▶ _Instruction_:
A line counts if it contains the string "Deswik"; say how many such lines there are, giving only the number.

Input start

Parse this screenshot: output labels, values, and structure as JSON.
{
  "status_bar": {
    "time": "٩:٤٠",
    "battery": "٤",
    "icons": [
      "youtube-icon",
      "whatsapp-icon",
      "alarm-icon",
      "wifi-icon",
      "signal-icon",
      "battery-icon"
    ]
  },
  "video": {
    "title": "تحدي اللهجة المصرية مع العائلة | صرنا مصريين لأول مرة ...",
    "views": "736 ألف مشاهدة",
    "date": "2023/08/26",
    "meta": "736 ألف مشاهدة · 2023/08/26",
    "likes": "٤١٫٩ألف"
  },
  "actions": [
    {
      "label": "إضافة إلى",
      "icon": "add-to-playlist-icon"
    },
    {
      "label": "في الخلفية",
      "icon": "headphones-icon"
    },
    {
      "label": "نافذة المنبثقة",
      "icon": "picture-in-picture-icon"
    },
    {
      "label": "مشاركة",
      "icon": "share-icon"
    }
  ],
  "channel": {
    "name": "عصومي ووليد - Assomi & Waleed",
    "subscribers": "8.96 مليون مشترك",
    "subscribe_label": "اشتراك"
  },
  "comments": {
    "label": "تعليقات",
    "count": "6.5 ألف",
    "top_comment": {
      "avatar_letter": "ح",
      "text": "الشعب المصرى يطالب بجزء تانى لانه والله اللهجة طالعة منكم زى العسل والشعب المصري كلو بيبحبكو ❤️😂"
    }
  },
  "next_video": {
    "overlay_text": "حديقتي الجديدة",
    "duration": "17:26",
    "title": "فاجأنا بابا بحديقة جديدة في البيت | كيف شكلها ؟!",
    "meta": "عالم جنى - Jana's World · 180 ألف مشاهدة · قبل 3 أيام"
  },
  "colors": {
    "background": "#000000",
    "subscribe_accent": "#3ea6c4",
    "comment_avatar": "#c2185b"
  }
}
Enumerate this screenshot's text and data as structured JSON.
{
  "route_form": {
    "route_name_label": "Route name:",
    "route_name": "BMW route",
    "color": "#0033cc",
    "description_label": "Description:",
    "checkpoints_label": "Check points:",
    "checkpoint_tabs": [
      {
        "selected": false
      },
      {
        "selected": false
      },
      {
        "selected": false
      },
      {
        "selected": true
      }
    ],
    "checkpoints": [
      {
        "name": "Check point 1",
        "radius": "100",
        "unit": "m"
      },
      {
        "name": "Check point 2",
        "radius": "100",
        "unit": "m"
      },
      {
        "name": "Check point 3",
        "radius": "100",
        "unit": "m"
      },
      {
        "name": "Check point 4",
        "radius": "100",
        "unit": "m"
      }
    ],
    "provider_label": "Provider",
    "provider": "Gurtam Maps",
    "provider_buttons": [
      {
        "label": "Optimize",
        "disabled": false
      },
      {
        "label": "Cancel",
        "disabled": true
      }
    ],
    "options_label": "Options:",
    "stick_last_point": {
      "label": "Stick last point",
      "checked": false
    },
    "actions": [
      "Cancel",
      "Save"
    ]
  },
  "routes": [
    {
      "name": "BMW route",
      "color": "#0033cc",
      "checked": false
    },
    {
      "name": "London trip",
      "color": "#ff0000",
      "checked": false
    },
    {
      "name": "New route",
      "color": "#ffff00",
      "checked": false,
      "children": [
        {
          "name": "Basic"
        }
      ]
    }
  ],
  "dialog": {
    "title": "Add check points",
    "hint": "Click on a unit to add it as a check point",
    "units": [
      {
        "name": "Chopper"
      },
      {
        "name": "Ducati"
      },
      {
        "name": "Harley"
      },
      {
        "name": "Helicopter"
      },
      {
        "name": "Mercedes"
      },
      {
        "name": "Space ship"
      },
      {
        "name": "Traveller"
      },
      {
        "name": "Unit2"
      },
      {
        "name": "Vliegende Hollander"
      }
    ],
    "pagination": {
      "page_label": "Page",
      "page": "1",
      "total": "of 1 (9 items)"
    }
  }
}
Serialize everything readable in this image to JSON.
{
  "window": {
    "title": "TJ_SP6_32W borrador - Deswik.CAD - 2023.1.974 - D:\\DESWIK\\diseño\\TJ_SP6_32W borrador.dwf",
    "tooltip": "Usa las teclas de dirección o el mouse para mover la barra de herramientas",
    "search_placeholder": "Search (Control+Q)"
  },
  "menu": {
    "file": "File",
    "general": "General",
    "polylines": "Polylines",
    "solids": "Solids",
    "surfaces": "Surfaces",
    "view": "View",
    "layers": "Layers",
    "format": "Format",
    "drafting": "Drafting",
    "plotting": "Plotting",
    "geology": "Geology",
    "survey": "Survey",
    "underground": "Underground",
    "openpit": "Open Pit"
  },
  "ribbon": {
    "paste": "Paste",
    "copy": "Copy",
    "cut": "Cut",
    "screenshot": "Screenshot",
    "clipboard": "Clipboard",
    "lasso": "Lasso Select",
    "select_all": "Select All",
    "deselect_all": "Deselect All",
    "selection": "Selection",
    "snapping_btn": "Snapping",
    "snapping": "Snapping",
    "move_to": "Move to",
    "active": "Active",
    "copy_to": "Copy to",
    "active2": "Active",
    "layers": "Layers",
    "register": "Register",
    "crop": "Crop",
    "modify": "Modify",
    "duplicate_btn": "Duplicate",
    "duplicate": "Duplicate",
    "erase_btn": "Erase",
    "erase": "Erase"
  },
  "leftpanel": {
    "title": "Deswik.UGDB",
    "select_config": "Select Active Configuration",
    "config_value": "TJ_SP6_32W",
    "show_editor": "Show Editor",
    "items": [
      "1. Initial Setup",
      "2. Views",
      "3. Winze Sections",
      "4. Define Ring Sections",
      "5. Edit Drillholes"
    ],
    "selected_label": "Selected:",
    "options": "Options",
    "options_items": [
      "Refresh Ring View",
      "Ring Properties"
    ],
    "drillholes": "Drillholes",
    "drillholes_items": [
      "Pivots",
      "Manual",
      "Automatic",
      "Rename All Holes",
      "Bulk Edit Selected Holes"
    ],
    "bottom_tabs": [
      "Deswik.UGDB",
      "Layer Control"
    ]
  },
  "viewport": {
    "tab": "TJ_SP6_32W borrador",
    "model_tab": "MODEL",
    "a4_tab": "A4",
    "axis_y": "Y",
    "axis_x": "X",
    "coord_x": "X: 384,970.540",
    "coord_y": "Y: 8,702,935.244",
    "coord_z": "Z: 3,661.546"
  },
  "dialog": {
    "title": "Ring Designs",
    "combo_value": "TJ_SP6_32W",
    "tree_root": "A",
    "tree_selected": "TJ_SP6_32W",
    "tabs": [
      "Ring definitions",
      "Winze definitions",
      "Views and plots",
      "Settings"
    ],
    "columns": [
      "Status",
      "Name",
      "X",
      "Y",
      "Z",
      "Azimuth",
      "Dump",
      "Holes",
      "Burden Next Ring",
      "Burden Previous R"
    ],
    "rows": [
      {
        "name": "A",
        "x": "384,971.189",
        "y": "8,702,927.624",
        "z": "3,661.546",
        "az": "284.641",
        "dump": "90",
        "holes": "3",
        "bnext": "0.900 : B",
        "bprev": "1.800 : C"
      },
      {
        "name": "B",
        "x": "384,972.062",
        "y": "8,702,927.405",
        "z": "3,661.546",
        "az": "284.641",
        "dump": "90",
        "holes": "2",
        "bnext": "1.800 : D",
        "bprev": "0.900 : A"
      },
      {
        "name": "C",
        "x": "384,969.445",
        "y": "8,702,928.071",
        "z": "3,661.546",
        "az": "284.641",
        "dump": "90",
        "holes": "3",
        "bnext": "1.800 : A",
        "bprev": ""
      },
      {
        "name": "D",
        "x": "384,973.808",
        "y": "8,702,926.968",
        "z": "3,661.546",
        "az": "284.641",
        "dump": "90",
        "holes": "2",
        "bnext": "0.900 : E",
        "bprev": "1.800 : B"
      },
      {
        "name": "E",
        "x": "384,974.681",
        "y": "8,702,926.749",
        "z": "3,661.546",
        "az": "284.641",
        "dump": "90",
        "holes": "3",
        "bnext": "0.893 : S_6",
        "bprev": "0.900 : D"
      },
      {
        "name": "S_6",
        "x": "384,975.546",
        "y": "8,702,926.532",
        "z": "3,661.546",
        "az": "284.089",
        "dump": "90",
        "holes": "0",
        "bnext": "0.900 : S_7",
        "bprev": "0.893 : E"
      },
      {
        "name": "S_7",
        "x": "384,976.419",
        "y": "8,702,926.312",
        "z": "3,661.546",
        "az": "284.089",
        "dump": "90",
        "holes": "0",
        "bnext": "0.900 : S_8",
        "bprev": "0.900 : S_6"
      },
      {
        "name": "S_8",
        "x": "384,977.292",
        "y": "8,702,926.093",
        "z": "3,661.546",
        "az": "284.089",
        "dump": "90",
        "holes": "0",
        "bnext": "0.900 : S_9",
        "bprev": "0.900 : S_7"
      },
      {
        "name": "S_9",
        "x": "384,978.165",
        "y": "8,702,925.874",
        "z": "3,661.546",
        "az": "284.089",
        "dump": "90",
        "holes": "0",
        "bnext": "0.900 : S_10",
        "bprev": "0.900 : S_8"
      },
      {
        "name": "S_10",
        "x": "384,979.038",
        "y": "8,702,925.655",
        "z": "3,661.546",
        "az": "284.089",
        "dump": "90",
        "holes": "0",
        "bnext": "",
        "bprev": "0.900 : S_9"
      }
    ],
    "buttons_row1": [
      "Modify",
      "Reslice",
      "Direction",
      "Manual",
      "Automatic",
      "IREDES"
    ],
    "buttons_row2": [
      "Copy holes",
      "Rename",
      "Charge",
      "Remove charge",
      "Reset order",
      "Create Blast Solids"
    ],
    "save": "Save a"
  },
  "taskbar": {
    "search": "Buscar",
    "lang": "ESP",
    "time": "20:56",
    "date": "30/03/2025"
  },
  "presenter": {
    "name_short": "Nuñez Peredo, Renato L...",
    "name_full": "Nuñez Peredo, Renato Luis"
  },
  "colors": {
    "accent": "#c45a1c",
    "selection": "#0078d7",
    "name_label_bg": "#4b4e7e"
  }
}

Input end

▶ _Task response_:
3